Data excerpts
┌────────

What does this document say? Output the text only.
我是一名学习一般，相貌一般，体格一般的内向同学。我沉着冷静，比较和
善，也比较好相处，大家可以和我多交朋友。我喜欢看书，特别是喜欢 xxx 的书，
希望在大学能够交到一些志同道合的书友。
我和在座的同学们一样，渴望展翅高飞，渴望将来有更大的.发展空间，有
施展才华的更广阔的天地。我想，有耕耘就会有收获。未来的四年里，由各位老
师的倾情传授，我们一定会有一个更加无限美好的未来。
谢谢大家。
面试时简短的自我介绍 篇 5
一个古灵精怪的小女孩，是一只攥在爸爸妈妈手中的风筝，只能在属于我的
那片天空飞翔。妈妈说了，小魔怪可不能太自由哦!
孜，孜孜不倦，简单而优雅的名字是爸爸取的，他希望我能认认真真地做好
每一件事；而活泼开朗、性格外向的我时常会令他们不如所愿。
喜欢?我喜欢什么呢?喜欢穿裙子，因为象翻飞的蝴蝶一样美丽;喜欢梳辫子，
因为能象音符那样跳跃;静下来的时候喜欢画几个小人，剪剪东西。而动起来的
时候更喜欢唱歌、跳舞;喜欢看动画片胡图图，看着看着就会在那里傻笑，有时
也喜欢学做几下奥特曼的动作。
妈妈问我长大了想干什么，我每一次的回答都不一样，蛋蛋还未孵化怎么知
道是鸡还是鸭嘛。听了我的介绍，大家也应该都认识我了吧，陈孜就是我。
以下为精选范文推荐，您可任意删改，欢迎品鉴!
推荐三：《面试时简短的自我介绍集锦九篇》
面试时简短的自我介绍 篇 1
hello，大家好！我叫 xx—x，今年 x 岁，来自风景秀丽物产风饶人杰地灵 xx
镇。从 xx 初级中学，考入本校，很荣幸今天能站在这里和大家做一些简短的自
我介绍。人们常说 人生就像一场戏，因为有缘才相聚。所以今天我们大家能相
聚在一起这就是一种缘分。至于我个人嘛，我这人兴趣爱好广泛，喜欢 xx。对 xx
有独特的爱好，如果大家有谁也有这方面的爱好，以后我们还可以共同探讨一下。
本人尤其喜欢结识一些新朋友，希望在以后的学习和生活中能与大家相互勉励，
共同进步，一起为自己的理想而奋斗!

└────────

Short task: Reproduce all data above, unchanged.

Task solution:
What does this document say? Output the text only.
我是一名学习一般，相貌一般，体格一般的内向同学。我沉着冷静，比较和
善，也比较好相处，大家可以和我多交朋友。我喜欢看书，特别是喜欢 xxx 的书，
希望在大学能够交到一些志同道合的书友。
我和在座的同学们一样，渴望展翅高飞，渴望将来有更大的.发展空间，有
施展才华的更广阔的天地。我想，有耕耘就会有收获。未来的四年里，由各位老
师的倾情传授，我们一定会有一个更加无限美好的未来。
谢谢大家。
面试时简短的自我介绍 篇 5
一个古灵精怪的小女孩，是一只攥在爸爸妈妈手中的风筝，只能在属于我的
那片天空飞翔。妈妈说了，小魔怪可不能太自由哦!
孜，孜孜不倦，简单而优雅的名字是爸爸取的，他希望我能认认真真地做好
每一件事；而活泼开朗、性格外向的我时常会令他们不如所愿。
喜欢?我喜欢什么呢?喜欢穿裙子，因为象翻飞的蝴蝶一样美丽;喜欢梳辫子，
因为能象音符那样跳跃;静下来的时候喜欢画几个小人，剪剪东西。而动起来的
时候更喜欢唱歌、跳舞;喜欢看动画片胡图图，看着看着就会在那里傻笑，有时
也喜欢学做几下奥特曼的动作。
妈妈问我长大了想干什么，我每一次的回答都不一样，蛋蛋还未孵化怎么知
道是鸡还是鸭嘛。听了我的介绍，大家也应该都认识我了吧，陈孜就是我。
以下为精选范文推荐，您可任意删改，欢迎品鉴!
推荐三：《面试时简短的自我介绍集锦九篇》
面试时简短的自我介绍 篇 1
hello，大家好！我叫 xx—x，今年 x 岁，来自风景秀丽物产风饶人杰地灵 xx
镇。从 xx 初级中学，考入本校，很荣幸今天能站在这里和大家做一些简短的自
我介绍。人们常说 人生就像一场戏，因为有缘才相聚。所以今天我们大家能相
聚在一起这就是一种缘分。至于我个人嘛，我这人兴趣爱好广泛，喜欢 xx。对 xx
有独特的爱好，如果大家有谁也有这方面的爱好，以后我们还可以共同探讨一下。
本人尤其喜欢结识一些新朋友，希望在以后的学习和生活中能与大家相互勉励，
共同进步，一起为自己的理想而奋斗!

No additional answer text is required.